Challenge: Find the lines that hold "Australian". Report only how many there are.

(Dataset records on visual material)
• • •

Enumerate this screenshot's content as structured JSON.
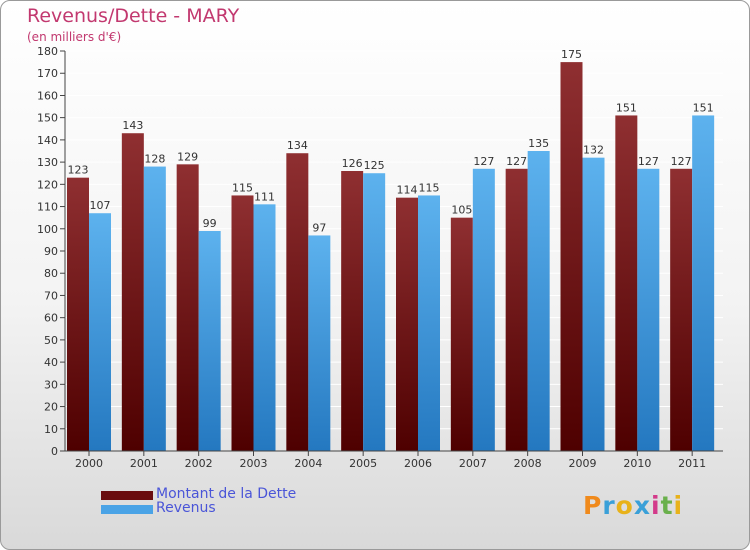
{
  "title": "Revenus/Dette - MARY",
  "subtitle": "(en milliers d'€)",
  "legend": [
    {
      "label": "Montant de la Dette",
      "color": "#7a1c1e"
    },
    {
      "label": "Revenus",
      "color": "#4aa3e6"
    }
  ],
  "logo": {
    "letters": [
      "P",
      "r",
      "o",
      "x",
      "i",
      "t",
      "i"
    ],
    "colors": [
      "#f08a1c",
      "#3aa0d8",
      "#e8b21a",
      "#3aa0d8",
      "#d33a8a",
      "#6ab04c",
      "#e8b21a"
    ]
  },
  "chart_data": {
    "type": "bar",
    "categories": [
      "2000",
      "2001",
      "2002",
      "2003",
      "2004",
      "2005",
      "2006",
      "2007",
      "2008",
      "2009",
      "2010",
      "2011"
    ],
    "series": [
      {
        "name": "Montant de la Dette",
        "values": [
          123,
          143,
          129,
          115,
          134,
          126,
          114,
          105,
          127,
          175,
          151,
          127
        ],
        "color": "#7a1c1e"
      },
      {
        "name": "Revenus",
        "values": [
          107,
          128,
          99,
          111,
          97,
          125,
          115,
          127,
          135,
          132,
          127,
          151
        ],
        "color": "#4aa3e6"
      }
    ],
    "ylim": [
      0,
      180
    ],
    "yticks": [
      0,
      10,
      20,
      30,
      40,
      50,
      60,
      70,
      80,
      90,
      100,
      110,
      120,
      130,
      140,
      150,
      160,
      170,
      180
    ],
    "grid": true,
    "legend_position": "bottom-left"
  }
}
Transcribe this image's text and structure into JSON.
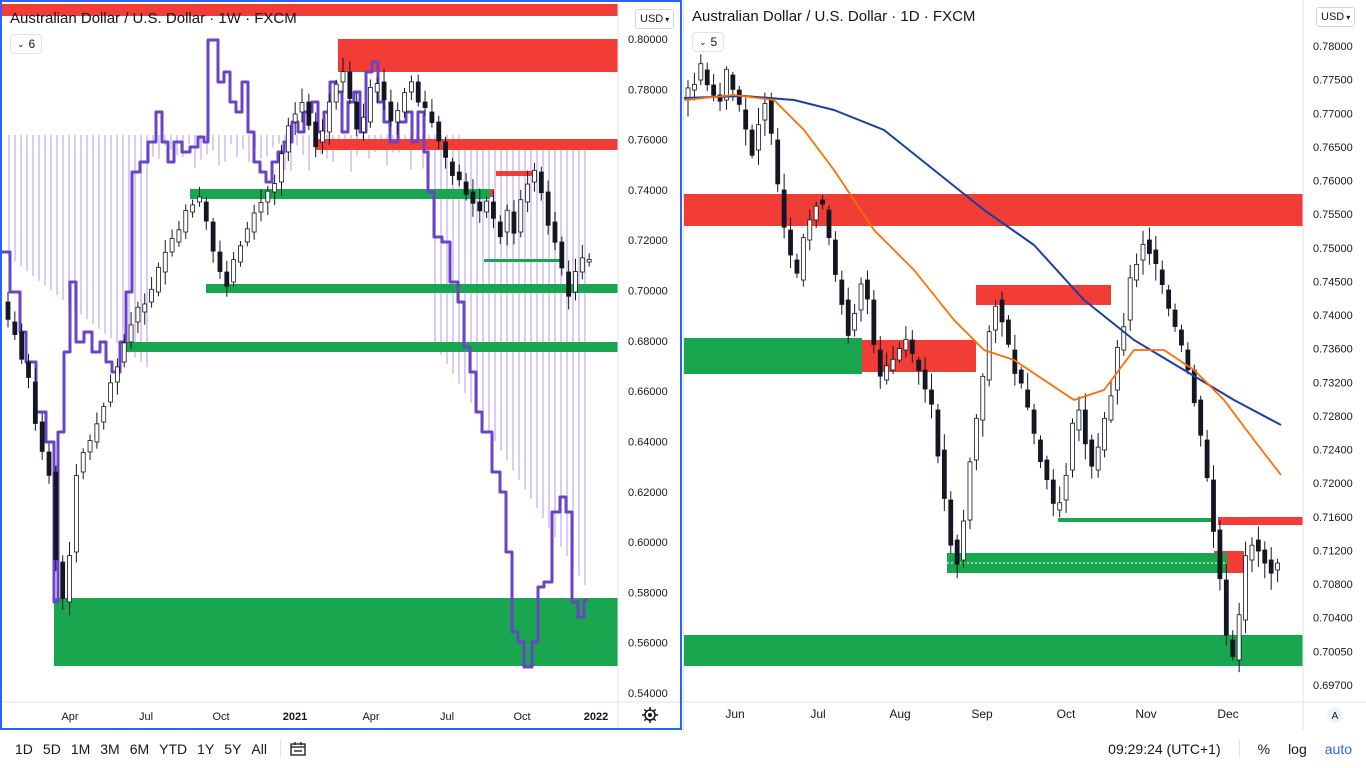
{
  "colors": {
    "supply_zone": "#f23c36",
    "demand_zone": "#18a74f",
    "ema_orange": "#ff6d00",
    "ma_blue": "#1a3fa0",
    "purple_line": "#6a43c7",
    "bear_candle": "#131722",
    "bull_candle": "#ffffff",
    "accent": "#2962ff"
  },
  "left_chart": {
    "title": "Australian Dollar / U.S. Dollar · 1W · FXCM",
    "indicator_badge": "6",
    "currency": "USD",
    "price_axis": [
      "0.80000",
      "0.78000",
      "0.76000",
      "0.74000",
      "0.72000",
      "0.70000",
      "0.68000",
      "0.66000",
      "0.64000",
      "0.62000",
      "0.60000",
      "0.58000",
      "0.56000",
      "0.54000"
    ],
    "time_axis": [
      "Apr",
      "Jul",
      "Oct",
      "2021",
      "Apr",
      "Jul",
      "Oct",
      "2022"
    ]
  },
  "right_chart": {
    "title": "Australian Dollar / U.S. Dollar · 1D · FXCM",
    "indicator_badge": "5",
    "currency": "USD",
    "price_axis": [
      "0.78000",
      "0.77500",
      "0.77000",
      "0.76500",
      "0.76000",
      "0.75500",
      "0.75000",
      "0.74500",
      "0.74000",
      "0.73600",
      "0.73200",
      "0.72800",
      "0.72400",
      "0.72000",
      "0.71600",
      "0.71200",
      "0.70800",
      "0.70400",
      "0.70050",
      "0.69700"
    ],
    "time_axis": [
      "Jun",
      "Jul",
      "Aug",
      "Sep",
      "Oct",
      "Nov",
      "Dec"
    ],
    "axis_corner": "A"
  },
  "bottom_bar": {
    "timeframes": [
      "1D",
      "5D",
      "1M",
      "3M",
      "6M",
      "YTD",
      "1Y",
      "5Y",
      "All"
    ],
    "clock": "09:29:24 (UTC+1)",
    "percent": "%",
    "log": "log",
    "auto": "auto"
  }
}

• • •

Right answer: 2